* Challenge *
Each line that holds the word "icon" counts once; give the total number of such lines and nothing else.

* Recorded data *

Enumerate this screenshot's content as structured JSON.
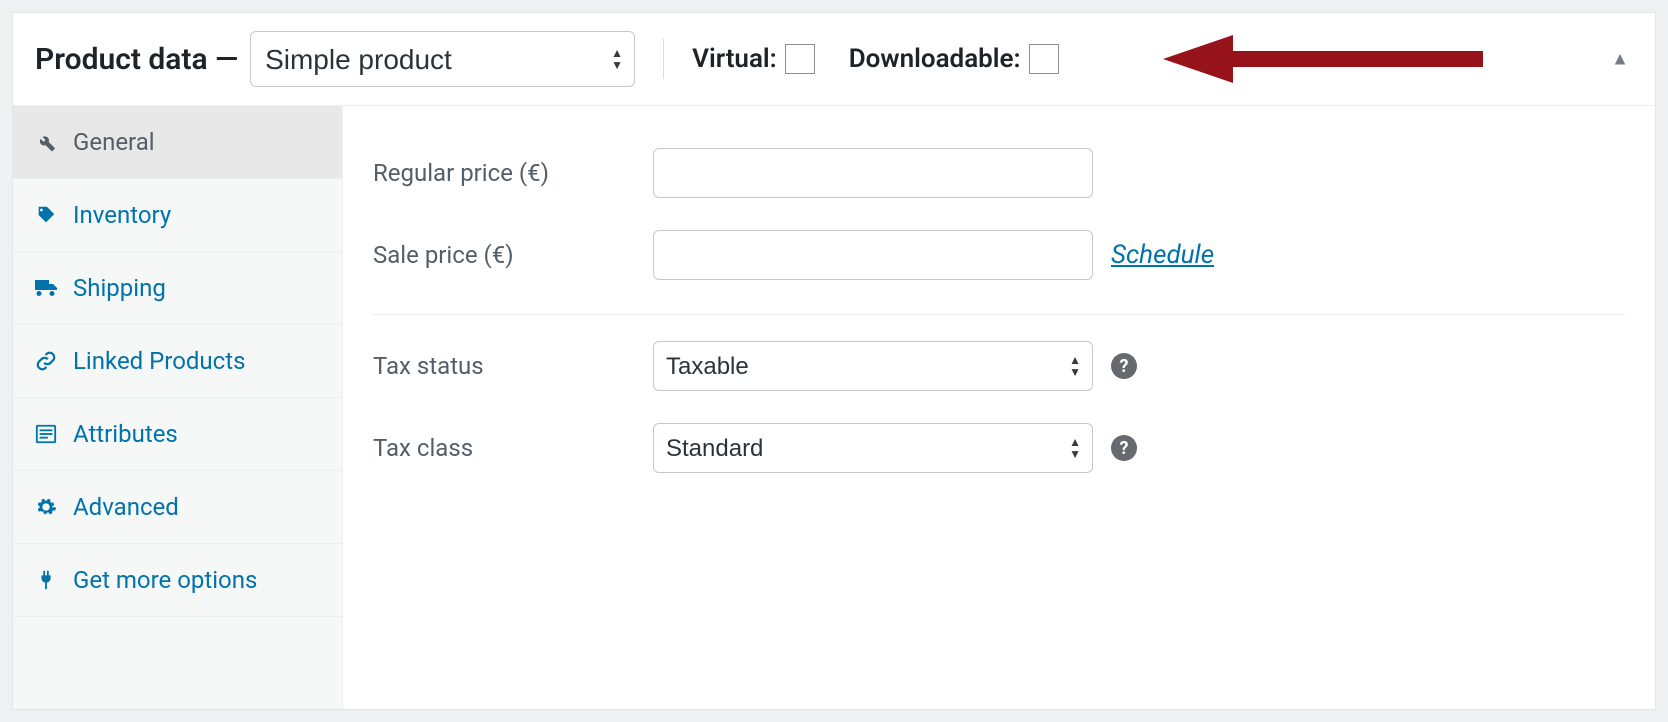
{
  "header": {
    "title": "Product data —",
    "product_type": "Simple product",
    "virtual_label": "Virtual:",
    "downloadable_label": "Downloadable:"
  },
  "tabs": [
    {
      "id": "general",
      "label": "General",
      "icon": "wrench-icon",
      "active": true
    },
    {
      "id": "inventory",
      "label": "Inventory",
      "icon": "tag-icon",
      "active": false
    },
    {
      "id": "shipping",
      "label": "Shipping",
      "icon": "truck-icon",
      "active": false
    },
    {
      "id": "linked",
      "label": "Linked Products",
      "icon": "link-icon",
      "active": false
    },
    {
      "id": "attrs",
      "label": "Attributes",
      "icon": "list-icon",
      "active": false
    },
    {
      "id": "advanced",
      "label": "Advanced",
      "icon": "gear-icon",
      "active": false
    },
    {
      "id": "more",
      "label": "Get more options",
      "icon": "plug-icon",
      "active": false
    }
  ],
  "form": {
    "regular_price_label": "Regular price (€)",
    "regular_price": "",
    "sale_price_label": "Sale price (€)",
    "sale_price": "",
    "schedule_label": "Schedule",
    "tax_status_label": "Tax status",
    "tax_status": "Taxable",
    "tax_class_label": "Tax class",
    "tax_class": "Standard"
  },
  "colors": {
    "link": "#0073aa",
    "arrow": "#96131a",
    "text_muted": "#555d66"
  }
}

* Result for this exercise *
7